# Start of Dataset records

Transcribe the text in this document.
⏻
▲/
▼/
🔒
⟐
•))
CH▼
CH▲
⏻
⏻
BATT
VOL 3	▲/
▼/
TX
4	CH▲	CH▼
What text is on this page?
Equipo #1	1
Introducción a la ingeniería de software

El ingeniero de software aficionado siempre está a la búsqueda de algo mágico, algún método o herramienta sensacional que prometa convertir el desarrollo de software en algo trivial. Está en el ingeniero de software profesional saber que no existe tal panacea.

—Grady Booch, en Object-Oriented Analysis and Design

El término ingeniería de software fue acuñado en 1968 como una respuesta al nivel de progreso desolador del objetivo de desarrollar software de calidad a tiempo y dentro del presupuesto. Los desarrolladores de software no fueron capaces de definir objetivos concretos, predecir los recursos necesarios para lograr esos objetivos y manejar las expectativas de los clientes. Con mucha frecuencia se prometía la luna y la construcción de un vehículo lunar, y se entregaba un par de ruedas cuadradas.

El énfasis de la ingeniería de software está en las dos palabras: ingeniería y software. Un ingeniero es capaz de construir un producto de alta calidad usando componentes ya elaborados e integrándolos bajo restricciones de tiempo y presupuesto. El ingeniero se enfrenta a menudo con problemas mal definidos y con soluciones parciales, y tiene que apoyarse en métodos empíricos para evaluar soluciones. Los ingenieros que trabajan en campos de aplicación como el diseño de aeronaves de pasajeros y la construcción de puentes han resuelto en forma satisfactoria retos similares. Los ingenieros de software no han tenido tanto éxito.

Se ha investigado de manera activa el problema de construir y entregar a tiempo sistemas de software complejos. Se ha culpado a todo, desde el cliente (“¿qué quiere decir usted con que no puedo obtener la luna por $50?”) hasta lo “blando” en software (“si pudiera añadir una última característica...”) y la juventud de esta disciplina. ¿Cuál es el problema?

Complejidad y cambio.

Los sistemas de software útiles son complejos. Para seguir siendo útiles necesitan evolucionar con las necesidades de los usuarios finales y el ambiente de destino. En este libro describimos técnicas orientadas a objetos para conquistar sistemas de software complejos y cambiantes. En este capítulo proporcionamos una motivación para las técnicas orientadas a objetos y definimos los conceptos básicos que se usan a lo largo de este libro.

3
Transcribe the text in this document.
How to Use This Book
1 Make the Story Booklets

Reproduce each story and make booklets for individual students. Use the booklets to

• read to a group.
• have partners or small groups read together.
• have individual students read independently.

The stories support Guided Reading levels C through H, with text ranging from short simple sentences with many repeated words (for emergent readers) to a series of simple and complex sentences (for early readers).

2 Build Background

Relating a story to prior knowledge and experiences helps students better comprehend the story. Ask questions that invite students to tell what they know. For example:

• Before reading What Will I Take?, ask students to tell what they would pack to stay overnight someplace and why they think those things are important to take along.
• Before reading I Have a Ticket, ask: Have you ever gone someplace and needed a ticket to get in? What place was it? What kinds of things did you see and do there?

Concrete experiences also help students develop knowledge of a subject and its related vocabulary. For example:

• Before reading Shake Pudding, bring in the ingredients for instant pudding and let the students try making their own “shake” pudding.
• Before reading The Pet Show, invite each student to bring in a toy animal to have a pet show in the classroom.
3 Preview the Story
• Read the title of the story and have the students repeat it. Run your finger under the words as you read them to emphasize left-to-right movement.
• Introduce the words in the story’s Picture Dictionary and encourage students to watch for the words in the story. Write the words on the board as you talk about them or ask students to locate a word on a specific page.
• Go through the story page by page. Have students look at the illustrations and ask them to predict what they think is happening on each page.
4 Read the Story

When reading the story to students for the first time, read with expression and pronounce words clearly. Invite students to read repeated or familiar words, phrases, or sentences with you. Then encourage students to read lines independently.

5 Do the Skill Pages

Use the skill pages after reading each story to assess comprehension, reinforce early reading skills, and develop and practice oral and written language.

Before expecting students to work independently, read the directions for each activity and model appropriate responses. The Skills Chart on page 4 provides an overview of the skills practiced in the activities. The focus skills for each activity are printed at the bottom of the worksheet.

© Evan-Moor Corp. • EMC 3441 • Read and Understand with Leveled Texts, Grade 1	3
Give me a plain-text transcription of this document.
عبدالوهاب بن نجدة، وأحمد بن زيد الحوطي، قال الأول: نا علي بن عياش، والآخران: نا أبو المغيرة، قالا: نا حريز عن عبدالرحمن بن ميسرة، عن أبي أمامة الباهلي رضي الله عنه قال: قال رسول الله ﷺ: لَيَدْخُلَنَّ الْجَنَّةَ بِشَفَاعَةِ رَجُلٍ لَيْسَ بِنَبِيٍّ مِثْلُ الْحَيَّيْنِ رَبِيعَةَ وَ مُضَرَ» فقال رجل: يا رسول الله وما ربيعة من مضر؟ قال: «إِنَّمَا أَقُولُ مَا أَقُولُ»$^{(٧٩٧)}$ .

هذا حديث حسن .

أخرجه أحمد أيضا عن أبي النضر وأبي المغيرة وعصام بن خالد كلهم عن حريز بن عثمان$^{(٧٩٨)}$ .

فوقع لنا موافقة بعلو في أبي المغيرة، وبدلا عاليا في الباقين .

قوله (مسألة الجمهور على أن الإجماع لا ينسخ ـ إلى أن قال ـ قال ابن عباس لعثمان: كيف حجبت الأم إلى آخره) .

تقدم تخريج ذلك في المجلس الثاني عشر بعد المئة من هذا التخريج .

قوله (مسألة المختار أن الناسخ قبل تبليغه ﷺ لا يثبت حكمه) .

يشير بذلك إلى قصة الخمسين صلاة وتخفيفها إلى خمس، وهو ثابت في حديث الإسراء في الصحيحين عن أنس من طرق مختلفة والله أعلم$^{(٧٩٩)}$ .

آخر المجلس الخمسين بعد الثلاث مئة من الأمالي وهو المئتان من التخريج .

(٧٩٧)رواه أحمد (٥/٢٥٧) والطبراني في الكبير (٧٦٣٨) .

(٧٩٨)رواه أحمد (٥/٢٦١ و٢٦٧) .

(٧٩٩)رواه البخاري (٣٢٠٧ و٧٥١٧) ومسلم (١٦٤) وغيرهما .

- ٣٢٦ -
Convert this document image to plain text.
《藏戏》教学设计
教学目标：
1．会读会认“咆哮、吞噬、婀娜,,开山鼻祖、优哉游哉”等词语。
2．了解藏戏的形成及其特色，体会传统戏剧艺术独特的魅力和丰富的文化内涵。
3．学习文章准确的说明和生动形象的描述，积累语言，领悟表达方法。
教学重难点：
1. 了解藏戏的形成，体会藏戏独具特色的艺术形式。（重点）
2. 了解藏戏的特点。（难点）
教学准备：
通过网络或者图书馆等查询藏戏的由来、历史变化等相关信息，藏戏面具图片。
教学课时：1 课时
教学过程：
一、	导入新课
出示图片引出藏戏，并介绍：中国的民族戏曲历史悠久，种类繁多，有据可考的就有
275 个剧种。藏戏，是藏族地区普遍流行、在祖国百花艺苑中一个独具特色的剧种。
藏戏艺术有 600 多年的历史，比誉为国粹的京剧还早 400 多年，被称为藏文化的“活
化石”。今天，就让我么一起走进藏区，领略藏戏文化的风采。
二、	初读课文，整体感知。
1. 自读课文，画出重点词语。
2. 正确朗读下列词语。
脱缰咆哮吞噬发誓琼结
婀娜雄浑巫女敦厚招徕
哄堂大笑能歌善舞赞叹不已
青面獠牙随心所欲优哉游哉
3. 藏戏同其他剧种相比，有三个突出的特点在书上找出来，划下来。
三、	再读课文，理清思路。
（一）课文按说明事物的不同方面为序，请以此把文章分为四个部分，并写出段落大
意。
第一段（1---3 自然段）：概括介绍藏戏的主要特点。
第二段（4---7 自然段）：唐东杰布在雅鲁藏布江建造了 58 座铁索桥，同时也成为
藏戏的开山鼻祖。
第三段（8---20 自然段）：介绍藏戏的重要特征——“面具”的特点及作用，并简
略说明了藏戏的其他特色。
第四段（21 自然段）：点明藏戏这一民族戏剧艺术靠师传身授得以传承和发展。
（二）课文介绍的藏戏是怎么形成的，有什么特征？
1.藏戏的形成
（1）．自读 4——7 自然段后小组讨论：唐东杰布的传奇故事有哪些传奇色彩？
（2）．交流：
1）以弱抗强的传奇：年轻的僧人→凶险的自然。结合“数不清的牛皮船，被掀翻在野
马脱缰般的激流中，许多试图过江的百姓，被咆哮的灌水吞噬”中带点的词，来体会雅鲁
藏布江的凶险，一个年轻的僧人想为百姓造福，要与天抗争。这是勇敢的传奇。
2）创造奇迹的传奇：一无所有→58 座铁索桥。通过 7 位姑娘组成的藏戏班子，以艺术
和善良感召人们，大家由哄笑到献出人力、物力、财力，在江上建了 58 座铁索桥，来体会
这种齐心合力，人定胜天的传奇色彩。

# End of Dataset records

Work to do: Look through the data and gather every line with the string "الخمسين" in it.

Completed exercise:
يشير بذلك إلى قصة الخمسين صلاة وتخفيفها إلى خمس، وهو ثابت في حديث الإسراء في الصحيحين عن أنس من طرق مختلفة والله أعلم$^{(٧٩٩)}$ .
آخر المجلس الخمسين بعد الثلاث مئة من الأمالي وهو المئتان من التخريج .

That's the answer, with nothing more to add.